▽
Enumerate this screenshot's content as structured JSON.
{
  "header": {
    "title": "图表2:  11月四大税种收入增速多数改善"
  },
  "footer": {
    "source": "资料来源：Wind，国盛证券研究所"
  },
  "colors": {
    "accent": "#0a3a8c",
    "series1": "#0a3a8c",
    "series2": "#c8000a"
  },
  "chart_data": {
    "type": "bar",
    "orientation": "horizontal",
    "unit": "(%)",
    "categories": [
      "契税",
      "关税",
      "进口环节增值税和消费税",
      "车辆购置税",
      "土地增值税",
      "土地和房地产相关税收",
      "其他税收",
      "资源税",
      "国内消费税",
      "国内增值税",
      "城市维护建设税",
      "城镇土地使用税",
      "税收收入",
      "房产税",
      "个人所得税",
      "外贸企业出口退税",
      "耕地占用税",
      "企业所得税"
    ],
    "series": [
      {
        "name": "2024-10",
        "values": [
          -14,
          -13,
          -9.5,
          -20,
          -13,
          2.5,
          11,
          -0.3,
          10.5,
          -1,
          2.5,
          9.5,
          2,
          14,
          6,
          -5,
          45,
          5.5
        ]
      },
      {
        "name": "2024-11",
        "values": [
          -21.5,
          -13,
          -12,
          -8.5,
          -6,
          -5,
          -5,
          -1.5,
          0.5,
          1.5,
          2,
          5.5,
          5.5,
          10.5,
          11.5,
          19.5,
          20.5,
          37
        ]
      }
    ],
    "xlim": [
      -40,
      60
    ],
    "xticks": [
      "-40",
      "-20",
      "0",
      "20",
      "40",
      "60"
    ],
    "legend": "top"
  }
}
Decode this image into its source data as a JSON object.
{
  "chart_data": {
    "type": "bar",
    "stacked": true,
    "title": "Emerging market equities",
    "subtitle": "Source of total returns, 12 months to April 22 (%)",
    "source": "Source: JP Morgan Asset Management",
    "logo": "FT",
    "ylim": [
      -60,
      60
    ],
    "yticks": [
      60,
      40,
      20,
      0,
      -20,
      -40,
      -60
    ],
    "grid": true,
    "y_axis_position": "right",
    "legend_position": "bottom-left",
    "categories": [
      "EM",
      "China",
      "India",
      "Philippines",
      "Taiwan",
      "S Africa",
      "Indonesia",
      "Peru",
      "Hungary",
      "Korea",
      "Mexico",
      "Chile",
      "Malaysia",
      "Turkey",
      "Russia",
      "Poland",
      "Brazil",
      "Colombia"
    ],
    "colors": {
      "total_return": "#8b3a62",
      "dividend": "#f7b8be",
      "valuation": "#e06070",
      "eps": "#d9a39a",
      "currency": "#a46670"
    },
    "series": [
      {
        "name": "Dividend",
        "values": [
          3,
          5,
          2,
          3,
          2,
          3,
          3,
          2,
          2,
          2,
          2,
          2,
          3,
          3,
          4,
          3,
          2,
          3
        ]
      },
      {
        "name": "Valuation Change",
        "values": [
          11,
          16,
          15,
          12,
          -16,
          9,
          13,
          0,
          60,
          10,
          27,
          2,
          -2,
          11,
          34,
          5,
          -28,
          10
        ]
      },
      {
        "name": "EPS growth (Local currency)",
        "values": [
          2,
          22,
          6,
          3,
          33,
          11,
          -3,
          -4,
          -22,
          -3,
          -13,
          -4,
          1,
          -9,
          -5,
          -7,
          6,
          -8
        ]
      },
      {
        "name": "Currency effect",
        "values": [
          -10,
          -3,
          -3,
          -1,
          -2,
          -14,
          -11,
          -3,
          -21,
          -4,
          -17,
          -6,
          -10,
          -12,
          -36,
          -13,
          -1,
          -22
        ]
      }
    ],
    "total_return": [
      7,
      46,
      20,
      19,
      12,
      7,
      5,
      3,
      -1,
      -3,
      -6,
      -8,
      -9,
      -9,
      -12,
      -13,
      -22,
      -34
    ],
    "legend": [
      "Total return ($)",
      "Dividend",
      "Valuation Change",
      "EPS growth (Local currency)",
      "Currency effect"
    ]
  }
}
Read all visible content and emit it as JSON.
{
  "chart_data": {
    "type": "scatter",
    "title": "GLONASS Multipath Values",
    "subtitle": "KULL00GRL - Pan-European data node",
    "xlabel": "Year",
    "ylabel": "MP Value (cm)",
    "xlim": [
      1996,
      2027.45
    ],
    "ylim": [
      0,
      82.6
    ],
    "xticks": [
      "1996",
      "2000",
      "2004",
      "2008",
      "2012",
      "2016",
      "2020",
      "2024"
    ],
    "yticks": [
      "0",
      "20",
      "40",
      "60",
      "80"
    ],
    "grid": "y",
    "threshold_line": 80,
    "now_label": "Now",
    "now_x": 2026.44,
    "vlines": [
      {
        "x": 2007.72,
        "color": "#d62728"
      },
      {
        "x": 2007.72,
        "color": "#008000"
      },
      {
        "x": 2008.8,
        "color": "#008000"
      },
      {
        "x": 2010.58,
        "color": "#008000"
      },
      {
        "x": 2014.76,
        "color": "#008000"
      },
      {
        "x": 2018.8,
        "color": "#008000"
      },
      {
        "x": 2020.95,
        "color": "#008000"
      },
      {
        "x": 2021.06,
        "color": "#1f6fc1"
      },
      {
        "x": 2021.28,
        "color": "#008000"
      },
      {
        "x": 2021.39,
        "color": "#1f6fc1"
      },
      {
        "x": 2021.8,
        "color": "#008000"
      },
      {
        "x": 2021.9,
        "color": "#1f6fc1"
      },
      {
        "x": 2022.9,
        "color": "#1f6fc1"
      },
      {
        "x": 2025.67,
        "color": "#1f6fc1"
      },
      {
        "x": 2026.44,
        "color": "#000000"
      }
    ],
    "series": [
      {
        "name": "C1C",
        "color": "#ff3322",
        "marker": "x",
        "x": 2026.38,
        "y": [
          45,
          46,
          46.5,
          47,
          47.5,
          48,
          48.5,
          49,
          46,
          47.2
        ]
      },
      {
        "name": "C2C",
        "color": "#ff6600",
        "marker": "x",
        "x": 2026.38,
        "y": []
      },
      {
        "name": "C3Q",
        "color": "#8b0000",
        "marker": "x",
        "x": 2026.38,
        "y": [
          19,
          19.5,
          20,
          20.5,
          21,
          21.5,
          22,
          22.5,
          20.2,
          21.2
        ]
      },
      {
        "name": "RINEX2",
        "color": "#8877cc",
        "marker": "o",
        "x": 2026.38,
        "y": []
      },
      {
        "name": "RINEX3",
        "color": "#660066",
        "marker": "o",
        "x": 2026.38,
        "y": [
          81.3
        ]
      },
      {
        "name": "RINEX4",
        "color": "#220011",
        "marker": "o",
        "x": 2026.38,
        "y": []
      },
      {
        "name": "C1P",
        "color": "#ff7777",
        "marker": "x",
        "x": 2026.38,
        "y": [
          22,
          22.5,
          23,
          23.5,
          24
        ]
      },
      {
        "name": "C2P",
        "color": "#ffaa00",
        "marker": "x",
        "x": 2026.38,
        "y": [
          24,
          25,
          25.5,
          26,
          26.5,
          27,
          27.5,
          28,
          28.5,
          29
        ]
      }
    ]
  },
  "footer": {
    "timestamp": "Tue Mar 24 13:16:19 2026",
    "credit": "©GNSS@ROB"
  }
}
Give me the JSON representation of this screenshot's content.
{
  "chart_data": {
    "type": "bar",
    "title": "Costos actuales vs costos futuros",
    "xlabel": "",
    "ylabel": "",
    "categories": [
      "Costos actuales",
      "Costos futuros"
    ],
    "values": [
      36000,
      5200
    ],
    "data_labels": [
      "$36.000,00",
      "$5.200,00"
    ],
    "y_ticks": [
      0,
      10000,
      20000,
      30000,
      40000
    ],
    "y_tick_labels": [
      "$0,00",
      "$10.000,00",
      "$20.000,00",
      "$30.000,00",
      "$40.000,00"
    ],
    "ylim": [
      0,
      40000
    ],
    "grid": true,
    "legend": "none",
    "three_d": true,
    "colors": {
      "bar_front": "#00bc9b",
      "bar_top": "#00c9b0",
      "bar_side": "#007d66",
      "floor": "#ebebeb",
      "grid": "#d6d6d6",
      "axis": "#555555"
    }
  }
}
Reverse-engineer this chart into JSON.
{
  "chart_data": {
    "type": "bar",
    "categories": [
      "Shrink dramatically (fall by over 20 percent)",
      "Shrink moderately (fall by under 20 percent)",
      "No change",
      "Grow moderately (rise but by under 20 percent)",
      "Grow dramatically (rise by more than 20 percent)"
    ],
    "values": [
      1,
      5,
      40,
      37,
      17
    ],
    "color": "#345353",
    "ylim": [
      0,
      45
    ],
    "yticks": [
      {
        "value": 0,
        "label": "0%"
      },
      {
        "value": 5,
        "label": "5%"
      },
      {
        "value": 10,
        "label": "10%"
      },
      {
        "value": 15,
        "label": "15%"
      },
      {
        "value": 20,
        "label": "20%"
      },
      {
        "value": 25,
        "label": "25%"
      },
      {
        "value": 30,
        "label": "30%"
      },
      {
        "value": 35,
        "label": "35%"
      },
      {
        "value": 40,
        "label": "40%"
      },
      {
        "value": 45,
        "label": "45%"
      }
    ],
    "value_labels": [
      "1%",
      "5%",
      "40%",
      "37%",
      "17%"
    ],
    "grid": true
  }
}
△
> [What the task requires]: Of all the lines in the data above, state how many include "fall". Say only the number.

> [Correct answer]: 2